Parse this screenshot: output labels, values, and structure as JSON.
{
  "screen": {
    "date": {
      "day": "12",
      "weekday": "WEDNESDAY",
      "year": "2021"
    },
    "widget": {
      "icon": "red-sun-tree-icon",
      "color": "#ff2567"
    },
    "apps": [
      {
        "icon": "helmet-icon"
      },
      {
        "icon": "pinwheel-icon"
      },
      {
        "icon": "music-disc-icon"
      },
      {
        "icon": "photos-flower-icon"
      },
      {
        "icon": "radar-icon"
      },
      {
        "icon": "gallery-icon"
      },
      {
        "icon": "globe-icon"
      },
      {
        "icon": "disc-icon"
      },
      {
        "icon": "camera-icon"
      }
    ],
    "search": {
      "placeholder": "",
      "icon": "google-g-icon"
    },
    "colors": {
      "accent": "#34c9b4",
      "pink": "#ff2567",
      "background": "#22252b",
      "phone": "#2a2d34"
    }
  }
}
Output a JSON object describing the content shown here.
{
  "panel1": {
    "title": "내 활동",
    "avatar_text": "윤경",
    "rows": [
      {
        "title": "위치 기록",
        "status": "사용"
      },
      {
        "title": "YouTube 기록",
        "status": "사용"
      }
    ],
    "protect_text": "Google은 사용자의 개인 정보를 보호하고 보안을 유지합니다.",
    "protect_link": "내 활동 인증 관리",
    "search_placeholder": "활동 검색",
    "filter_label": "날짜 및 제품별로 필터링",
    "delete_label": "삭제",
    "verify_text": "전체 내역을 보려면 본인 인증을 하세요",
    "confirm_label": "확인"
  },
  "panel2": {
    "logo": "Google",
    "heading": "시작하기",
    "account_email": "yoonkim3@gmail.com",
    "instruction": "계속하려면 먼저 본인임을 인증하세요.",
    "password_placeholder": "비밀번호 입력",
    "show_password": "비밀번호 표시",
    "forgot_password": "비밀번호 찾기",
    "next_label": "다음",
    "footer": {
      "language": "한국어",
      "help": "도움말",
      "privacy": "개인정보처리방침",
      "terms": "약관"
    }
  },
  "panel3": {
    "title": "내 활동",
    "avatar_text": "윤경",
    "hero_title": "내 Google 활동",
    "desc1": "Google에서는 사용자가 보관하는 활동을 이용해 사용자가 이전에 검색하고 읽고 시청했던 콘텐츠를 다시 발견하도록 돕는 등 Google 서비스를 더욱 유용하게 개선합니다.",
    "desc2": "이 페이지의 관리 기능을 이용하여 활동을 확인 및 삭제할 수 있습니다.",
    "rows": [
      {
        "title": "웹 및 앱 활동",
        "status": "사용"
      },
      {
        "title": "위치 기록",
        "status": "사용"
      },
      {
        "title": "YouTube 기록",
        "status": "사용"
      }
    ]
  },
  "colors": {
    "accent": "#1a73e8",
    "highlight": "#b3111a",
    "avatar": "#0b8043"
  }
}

§ **Exercise task**
Count how many lines above contain the word "icon". Reply with the number alone.

§ **Task answer**
11